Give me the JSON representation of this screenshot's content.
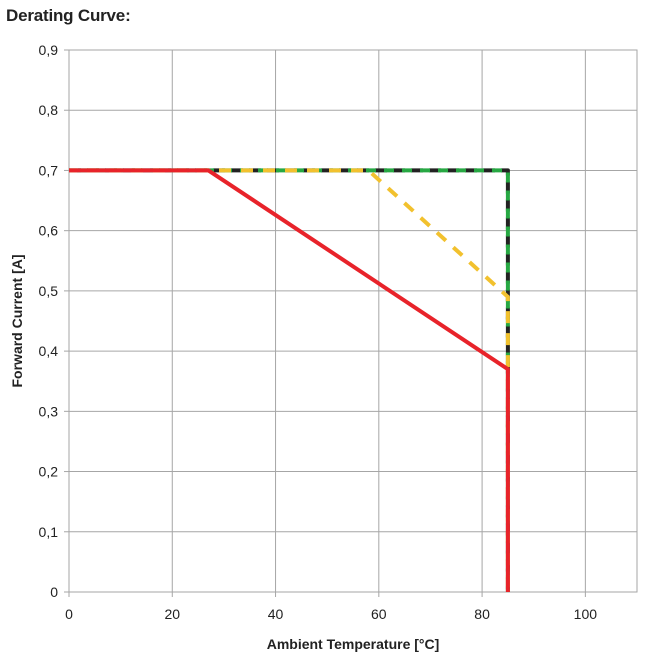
{
  "page_title": "Derating Curve:",
  "chart_data": {
    "type": "line",
    "title": "",
    "xlabel": "Ambient Temperature [°C]",
    "ylabel": "Forward Current [A]",
    "xlim": [
      0,
      110
    ],
    "ylim": [
      0,
      0.9
    ],
    "x_ticks": [
      0,
      20,
      40,
      60,
      80,
      100
    ],
    "x_tick_labels": [
      "0",
      "20",
      "40",
      "60",
      "80",
      "100"
    ],
    "y_ticks": [
      0,
      0.1,
      0.2,
      0.3,
      0.4,
      0.5,
      0.6,
      0.7,
      0.8,
      0.9
    ],
    "y_tick_labels": [
      "0",
      "0,1",
      "0,2",
      "0,3",
      "0,4",
      "0,5",
      "0,6",
      "0,7",
      "0,8",
      "0,9"
    ],
    "grid": true,
    "legend": "none",
    "series": [
      {
        "color": "#222222",
        "dash": "dashed",
        "points": [
          [
            0,
            0.7
          ],
          [
            85,
            0.7
          ],
          [
            85,
            0
          ]
        ]
      },
      {
        "color": "#27a843",
        "dash": "dashed",
        "points": [
          [
            0,
            0.7
          ],
          [
            85,
            0.7
          ],
          [
            85,
            0
          ]
        ]
      },
      {
        "color": "#f2c12e",
        "dash": "dashed",
        "points": [
          [
            0,
            0.7
          ],
          [
            58,
            0.7
          ],
          [
            85,
            0.49
          ],
          [
            85,
            0
          ]
        ]
      },
      {
        "color": "#e8232a",
        "dash": "solid",
        "points": [
          [
            0,
            0.7
          ],
          [
            27,
            0.7
          ],
          [
            85,
            0.37
          ],
          [
            85,
            0
          ]
        ]
      }
    ]
  }
}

What you are asked to do: Count how many lines of the data include the word "color". Your reply should be that number alone.

Worked solution: 4